## START

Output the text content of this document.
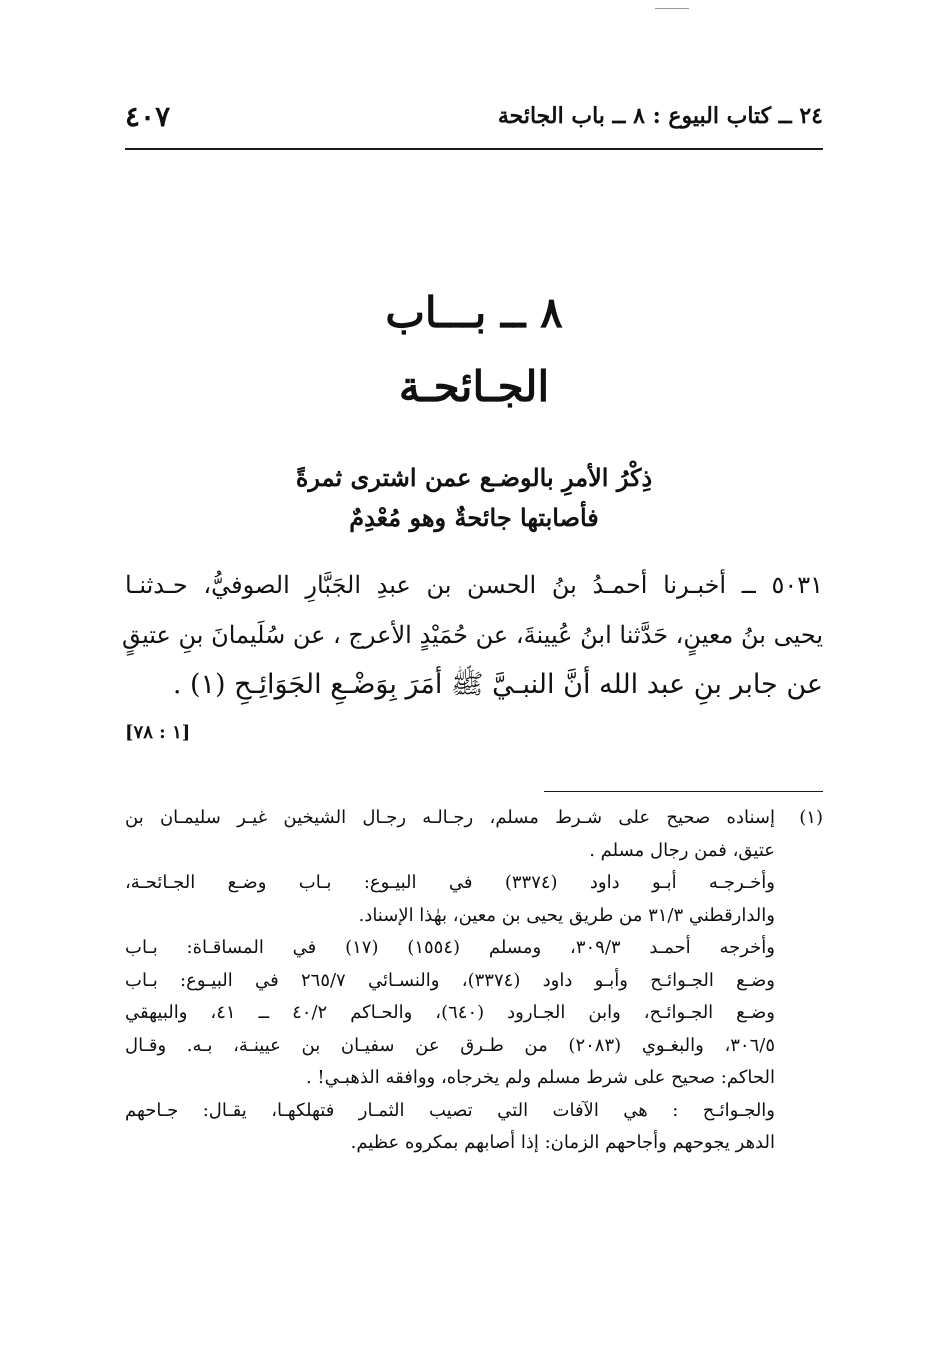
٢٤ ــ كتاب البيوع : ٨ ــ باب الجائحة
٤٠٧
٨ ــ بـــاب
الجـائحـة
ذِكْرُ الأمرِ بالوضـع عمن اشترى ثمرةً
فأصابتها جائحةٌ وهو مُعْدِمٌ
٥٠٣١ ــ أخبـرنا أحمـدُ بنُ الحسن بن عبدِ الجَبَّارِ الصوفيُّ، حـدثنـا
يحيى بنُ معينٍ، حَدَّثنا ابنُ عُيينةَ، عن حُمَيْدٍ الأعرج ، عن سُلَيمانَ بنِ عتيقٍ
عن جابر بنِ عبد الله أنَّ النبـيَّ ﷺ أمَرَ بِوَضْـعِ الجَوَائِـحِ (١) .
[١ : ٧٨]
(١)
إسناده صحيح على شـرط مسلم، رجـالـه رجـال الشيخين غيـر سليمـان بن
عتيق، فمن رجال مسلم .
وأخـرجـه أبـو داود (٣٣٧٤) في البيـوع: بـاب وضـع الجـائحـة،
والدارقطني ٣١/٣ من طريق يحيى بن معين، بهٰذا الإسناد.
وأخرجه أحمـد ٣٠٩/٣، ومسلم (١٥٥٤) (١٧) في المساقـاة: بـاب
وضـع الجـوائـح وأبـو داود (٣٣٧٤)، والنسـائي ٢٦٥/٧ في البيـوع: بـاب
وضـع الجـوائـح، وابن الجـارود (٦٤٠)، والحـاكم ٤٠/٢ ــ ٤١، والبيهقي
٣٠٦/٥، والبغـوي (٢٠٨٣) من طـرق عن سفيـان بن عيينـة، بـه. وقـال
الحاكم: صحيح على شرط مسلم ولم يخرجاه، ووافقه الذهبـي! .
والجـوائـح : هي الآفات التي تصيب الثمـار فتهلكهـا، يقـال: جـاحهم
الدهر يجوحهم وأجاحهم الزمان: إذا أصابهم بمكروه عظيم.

## END
## START

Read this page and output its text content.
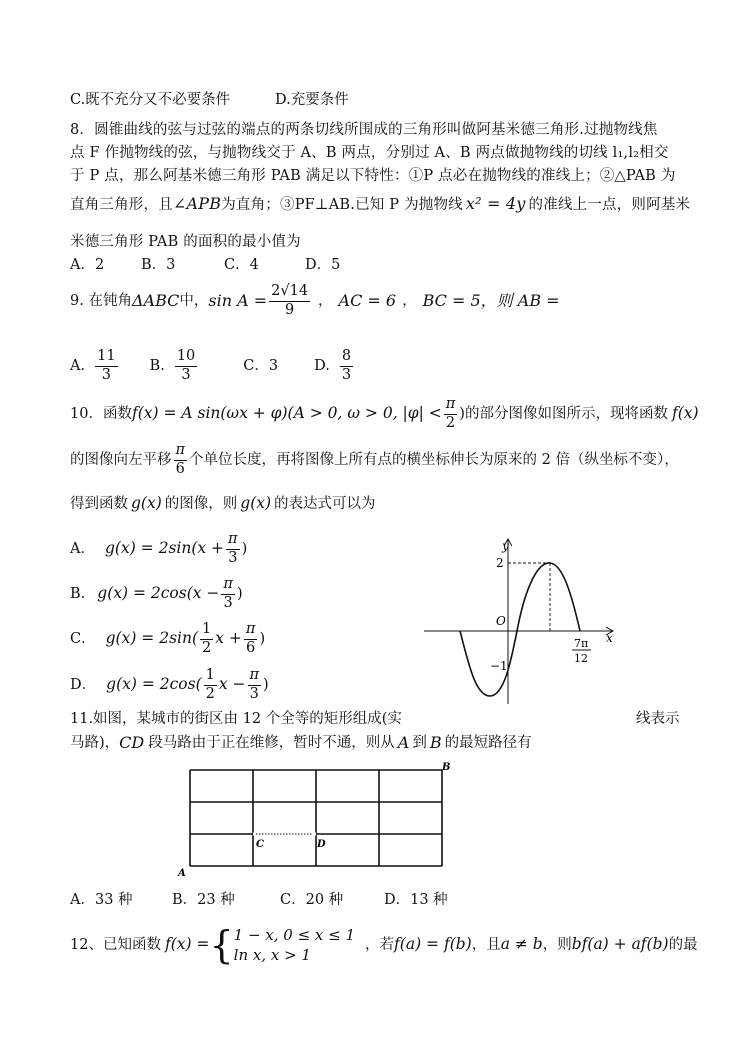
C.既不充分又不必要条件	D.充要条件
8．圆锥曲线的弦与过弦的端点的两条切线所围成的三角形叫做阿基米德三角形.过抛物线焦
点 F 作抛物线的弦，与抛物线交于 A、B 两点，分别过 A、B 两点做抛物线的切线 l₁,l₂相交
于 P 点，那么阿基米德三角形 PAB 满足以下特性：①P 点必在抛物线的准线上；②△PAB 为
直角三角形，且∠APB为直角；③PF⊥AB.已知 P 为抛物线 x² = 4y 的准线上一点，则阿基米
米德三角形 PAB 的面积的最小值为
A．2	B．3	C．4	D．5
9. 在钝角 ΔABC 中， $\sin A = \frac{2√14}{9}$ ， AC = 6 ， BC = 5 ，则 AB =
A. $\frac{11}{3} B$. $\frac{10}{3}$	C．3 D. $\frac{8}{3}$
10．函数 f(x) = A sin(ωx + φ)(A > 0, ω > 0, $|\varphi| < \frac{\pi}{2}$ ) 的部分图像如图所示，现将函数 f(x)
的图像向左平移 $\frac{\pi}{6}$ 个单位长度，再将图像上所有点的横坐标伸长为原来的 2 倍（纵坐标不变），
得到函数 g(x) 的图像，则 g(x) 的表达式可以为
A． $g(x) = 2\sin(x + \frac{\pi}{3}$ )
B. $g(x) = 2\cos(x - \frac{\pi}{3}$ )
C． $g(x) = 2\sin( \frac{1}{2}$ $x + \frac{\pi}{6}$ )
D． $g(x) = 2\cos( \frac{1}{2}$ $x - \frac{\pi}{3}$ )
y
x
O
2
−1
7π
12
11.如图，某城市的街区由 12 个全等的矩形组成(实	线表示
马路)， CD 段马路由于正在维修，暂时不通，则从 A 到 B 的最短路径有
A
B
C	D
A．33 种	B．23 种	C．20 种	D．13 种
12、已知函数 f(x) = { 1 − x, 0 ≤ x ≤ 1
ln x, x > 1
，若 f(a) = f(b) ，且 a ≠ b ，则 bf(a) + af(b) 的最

## END

### WHAT YOU SHOULD DO
Search the data above for lines holding "البيـوع" and copy each of them.

### RESPONSE TO THE TASK
وأخـرجـه أبـو داود (٣٣٧٤) في البيـوع: بـاب وضـع الجـائحـة،
وضـع الجـوائـح وأبـو داود (٣٣٧٤)، والنسـائي ٢٦٥/٧ في البيـوع: بـاب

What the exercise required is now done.